Rows from a dataset:
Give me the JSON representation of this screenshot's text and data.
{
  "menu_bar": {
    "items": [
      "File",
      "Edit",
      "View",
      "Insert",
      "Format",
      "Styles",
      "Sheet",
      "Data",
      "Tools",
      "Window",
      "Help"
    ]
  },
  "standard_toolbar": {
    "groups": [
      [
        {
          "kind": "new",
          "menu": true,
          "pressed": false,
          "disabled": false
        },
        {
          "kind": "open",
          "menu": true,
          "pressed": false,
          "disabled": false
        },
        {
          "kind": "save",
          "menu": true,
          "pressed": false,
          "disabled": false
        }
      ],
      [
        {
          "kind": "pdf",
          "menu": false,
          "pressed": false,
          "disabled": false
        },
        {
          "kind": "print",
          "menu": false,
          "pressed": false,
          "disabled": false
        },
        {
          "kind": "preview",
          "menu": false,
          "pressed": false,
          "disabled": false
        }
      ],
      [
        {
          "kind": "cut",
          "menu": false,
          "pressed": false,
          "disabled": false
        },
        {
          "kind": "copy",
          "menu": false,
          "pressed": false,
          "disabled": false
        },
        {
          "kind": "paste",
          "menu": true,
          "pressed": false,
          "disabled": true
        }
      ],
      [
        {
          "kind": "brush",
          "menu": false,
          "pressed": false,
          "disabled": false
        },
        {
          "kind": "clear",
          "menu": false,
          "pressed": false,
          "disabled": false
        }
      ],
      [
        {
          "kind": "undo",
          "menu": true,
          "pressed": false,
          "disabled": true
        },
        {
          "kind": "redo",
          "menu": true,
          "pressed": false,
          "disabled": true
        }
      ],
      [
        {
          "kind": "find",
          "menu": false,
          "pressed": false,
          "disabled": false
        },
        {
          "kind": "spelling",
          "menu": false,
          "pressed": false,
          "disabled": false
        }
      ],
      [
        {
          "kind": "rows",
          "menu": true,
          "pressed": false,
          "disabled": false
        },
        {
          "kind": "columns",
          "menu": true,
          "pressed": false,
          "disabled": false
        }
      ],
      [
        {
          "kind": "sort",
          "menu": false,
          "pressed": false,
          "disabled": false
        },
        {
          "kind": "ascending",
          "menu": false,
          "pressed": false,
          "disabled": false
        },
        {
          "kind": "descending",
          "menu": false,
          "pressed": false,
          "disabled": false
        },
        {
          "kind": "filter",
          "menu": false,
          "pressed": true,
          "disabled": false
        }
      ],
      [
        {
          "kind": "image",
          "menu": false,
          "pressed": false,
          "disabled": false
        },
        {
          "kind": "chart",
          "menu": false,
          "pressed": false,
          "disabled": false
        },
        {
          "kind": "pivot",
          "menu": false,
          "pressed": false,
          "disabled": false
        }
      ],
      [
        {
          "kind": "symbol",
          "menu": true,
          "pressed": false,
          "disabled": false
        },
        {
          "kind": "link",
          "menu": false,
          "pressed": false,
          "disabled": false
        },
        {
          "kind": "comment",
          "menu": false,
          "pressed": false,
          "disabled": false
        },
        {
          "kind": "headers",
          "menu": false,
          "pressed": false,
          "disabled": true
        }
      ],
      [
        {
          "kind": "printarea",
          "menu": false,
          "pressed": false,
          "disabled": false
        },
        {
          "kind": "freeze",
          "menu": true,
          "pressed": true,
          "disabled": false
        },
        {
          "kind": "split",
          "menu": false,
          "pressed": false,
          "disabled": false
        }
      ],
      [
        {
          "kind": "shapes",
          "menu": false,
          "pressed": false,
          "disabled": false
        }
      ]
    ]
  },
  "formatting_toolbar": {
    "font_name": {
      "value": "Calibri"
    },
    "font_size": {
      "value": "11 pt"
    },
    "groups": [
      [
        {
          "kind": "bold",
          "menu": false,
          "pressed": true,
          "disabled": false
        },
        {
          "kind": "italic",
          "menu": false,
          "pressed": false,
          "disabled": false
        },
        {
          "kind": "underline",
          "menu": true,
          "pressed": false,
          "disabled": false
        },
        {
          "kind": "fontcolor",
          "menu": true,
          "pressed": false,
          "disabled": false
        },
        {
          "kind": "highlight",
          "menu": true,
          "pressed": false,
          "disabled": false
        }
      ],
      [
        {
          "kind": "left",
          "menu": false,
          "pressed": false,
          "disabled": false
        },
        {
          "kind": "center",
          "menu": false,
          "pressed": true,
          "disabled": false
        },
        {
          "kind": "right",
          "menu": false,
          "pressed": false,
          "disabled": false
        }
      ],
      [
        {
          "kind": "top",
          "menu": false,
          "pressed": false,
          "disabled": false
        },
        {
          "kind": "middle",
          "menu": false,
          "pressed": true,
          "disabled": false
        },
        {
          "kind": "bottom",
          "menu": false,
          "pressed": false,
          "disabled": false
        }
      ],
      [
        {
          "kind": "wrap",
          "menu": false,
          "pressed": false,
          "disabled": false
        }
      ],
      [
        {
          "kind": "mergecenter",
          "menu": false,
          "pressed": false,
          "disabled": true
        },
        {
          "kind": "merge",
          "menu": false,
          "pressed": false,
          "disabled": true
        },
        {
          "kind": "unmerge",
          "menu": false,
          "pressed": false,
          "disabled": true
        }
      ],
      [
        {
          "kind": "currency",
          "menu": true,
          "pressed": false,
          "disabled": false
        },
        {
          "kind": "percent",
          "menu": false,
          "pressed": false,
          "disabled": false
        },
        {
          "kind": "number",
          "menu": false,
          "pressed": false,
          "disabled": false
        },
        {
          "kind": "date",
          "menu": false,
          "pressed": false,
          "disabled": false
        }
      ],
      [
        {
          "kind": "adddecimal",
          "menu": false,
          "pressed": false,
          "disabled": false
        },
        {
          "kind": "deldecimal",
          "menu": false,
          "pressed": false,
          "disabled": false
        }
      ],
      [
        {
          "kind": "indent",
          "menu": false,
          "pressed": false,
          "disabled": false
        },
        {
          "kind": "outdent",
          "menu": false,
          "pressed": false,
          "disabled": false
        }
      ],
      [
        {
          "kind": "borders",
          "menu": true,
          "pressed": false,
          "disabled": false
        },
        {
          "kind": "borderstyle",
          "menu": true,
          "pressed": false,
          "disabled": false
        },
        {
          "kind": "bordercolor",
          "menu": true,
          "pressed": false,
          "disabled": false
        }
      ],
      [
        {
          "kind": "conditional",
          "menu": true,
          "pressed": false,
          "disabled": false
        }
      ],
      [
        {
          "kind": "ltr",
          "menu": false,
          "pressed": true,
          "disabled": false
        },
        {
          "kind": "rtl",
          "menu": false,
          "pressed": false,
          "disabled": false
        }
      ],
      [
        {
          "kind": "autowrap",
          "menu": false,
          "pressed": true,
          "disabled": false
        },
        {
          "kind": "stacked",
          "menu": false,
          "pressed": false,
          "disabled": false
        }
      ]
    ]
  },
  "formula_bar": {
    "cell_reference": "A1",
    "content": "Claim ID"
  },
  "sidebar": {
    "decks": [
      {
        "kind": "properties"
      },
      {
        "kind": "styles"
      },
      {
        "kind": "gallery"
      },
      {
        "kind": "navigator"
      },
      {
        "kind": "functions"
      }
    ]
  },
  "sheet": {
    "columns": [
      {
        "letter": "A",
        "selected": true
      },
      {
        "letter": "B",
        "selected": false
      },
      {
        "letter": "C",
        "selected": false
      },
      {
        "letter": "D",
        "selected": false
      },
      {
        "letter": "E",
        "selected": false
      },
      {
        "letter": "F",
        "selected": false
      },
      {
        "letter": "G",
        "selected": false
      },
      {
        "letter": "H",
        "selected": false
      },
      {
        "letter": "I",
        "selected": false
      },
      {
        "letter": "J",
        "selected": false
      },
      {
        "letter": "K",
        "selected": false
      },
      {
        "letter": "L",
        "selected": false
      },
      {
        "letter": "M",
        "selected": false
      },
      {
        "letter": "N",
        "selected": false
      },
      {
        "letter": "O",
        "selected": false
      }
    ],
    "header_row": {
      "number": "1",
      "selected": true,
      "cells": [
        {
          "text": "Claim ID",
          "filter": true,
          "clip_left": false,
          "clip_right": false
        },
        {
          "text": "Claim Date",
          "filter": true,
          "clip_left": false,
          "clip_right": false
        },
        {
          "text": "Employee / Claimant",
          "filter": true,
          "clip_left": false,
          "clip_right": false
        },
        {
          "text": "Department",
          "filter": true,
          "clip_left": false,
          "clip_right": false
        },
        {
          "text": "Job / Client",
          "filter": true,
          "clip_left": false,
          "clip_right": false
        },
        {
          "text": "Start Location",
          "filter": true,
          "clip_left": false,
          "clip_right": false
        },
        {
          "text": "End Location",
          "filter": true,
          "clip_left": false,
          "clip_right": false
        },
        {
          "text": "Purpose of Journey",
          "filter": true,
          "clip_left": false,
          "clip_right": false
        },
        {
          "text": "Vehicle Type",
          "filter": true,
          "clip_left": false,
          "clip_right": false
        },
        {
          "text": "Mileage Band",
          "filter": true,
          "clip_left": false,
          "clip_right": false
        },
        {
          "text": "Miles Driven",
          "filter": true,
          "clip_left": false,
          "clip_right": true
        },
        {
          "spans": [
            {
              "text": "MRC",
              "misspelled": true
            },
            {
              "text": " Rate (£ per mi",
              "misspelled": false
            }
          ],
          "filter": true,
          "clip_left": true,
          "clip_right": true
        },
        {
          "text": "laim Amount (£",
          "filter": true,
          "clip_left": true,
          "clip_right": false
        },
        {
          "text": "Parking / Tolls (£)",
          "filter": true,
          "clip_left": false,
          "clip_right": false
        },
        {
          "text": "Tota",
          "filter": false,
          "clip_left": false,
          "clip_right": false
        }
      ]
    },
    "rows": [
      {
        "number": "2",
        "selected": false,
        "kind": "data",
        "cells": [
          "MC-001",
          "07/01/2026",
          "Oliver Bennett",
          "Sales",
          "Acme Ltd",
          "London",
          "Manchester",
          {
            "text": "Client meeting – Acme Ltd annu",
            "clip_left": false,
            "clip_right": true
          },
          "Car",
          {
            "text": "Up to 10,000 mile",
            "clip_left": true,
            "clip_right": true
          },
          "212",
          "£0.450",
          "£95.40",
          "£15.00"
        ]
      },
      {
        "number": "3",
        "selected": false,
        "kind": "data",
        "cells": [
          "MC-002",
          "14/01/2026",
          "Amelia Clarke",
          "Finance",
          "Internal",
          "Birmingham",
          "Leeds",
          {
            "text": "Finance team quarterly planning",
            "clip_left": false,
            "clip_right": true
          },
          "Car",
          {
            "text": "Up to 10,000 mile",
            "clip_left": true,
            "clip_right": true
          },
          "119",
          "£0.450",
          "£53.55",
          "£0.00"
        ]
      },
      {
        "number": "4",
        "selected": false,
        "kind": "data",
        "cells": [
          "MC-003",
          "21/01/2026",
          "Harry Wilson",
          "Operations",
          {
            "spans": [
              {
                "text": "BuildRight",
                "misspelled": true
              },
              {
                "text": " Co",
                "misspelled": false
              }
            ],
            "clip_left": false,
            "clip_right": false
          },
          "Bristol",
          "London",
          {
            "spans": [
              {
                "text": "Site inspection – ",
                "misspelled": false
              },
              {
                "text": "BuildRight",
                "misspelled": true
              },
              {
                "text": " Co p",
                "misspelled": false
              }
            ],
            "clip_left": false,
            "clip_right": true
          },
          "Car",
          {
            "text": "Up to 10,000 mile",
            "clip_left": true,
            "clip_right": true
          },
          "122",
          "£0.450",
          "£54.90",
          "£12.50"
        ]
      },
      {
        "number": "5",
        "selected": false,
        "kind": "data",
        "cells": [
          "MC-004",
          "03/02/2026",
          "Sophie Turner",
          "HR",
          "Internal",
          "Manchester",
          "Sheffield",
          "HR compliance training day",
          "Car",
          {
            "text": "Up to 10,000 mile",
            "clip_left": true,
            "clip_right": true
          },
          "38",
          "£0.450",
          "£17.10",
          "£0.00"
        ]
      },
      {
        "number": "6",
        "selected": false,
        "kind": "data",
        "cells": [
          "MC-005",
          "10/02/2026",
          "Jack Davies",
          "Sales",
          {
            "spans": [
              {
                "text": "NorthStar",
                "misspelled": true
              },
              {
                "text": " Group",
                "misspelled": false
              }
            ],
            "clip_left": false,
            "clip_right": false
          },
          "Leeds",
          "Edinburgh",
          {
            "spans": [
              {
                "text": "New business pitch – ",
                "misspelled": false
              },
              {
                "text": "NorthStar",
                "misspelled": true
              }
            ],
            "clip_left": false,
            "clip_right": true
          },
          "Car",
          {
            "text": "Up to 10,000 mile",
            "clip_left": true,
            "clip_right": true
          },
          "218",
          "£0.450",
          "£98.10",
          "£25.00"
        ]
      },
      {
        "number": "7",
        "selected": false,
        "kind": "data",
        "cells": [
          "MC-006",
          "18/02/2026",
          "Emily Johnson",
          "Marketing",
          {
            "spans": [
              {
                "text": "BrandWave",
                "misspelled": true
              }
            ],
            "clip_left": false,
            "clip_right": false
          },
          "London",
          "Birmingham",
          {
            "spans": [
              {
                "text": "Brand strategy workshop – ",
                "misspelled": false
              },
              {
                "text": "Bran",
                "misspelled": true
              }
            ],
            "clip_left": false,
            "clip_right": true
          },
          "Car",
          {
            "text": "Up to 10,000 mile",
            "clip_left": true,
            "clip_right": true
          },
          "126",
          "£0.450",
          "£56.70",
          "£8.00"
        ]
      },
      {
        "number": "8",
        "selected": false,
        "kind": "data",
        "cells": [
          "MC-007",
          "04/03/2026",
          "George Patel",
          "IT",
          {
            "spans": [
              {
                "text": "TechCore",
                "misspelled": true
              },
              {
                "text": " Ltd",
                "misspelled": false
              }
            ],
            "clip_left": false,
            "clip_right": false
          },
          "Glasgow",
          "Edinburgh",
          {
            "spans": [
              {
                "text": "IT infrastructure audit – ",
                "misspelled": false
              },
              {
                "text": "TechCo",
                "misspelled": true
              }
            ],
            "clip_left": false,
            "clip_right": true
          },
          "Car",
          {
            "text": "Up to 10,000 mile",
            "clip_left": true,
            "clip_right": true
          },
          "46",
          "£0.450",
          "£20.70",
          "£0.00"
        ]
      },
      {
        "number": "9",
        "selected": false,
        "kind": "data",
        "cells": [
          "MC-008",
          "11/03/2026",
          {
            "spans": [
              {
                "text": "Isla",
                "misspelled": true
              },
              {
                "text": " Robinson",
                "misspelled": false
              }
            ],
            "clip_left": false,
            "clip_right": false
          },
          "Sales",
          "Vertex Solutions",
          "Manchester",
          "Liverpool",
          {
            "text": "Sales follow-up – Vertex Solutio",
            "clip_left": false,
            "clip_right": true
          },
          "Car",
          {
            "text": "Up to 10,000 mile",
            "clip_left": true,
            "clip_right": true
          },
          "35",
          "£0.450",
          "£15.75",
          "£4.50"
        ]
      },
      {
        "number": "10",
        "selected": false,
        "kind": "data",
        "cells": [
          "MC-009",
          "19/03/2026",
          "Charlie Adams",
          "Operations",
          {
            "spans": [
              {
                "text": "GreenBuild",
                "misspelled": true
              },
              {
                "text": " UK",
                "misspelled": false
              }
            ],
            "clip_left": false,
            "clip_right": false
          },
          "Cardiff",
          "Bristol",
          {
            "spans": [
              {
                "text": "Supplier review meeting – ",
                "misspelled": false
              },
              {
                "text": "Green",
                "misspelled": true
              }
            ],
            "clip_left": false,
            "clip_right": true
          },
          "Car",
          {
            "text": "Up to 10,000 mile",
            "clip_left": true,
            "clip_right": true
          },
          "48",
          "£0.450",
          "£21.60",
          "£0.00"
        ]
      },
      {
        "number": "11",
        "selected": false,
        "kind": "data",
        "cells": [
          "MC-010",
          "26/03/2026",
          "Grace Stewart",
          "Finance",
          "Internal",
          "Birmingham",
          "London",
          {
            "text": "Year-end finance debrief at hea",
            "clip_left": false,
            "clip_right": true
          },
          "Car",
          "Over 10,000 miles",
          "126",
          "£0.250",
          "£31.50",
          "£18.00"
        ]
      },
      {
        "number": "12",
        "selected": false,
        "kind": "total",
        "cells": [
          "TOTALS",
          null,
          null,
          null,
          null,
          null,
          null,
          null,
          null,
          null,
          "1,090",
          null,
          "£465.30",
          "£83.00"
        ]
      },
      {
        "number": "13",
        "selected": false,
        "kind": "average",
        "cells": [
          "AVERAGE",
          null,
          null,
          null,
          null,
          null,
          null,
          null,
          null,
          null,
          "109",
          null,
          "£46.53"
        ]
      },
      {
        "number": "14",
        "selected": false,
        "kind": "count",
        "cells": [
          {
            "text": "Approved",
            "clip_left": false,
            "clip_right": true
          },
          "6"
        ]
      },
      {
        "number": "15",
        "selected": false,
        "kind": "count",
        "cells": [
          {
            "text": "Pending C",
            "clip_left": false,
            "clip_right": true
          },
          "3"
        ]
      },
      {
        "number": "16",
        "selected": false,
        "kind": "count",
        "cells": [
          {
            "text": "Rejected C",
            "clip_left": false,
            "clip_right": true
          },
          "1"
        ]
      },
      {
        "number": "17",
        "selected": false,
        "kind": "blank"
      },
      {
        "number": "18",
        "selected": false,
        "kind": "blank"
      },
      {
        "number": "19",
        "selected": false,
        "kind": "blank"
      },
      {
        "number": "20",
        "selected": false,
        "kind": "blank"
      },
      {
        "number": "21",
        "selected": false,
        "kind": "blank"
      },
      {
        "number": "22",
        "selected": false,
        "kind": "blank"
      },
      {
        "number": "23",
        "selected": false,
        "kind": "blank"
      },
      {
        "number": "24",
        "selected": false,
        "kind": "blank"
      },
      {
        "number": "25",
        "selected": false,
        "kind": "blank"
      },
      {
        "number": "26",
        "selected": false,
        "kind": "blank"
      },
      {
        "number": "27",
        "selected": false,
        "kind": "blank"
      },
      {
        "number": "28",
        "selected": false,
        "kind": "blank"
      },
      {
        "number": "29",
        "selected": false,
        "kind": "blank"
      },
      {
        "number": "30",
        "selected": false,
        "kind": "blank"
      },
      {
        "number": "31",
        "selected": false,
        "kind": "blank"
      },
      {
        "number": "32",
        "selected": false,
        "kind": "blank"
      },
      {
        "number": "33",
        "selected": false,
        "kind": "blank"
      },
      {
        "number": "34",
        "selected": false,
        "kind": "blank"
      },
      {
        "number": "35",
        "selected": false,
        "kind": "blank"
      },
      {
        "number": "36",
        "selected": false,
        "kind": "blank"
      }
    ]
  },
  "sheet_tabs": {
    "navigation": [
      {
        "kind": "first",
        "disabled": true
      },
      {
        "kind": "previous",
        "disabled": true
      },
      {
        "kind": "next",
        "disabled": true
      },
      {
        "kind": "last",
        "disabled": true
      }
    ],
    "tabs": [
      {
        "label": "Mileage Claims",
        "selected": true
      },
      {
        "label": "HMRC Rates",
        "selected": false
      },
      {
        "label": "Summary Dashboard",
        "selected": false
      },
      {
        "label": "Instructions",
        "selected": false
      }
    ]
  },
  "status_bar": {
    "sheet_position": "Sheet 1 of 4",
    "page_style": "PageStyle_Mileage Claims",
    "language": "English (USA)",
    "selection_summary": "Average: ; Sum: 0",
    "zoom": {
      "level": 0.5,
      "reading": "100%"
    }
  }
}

What the task asks
Check each line of the entries above, and show every one holding the word "Client".

Result of this task
          "text": "Job / Client",
            "text": "Client meeting – Acme Ltd annu",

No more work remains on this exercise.